### TASK INSTRUCTIONS
Transcribe all of the records word for word, but omit the pictures.

>> Start RECORDS SUPPLIED

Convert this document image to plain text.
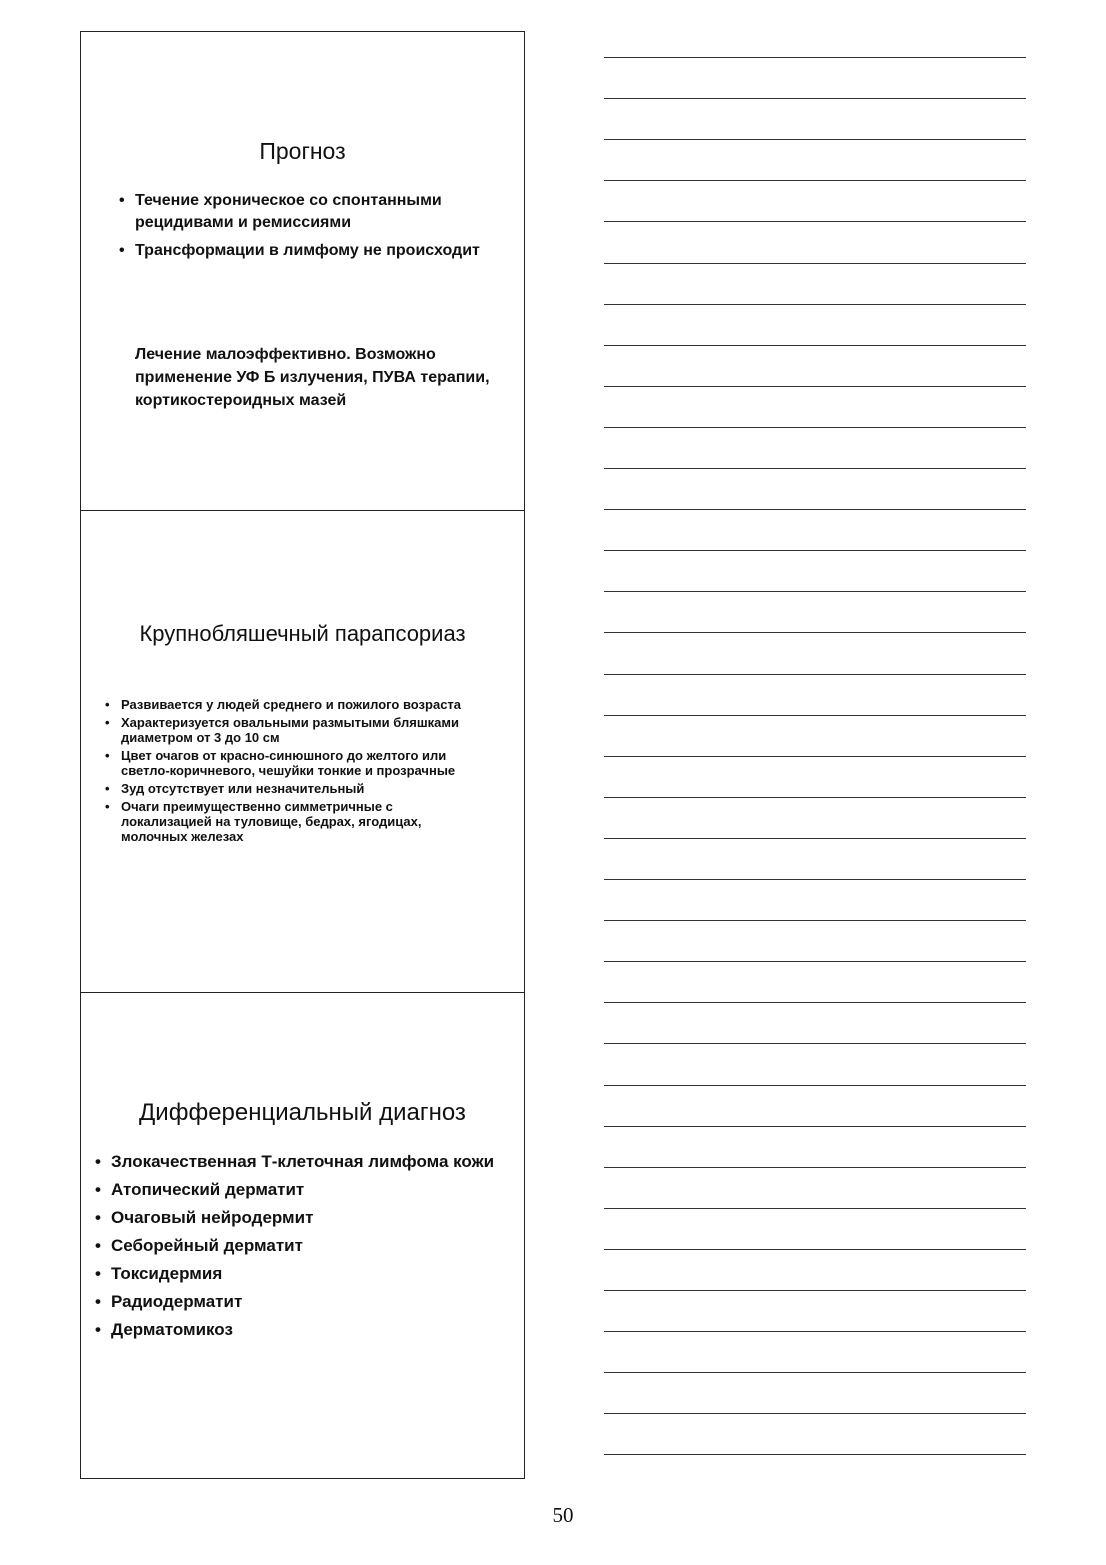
Прогноз
• Течение хроническое со спонтанными рецидивами и ремиссиями
• Трансформации в лимфому не происходит

Лечение малоэффективно. Возможно применение УФ Б излучения, ПУВА терапии, кортикостероидных мазей

Крупнобляшечный парапсориаз
• Развивается у людей среднего и пожилого возраста
• Характеризуется овальными размытыми бляшками диаметром от 3 до 10 см
• Цвет очагов от красно-синюшного до желтого или светло-коричневого, чешуйки тонкие и прозрачные
• Зуд отсутствует или незначительный
• Очаги преимущественно симметричные с локализацией на туловище, бедрах, ягодицах, молочных железах
Дифференциальный диагноз
• Злокачественная Т-клеточная лимфома кожи
• Атопический дерматит
• Очаговый нейродермит
• Себорейный дерматит
• Токсидермия
• Радиодерматит
• Дерматомикоз
50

>> End RECORDS SUPPLIED

### SOLUTION TO THIS TASK
Convert this document image to plain text.
Прогноз
• Течение хроническое со спонтанными рецидивами и ремиссиями
• Трансформации в лимфому не происходит

Лечение малоэффективно. Возможно применение УФ Б излучения, ПУВА терапии, кортикостероидных мазей

Крупнобляшечный парапсориаз
• Развивается у людей среднего и пожилого возраста
• Характеризуется овальными размытыми бляшками диаметром от 3 до 10 см
• Цвет очагов от красно-синюшного до желтого или светло-коричневого, чешуйки тонкие и прозрачные
• Зуд отсутствует или незначительный
• Очаги преимущественно симметричные с локализацией на туловище, бедрах, ягодицах, молочных железах
Дифференциальный диагноз
• Злокачественная Т-клеточная лимфома кожи
• Атопический дерматит
• Очаговый нейродермит
• Себорейный дерматит
• Токсидермия
• Радиодерматит
• Дерматомикоз
50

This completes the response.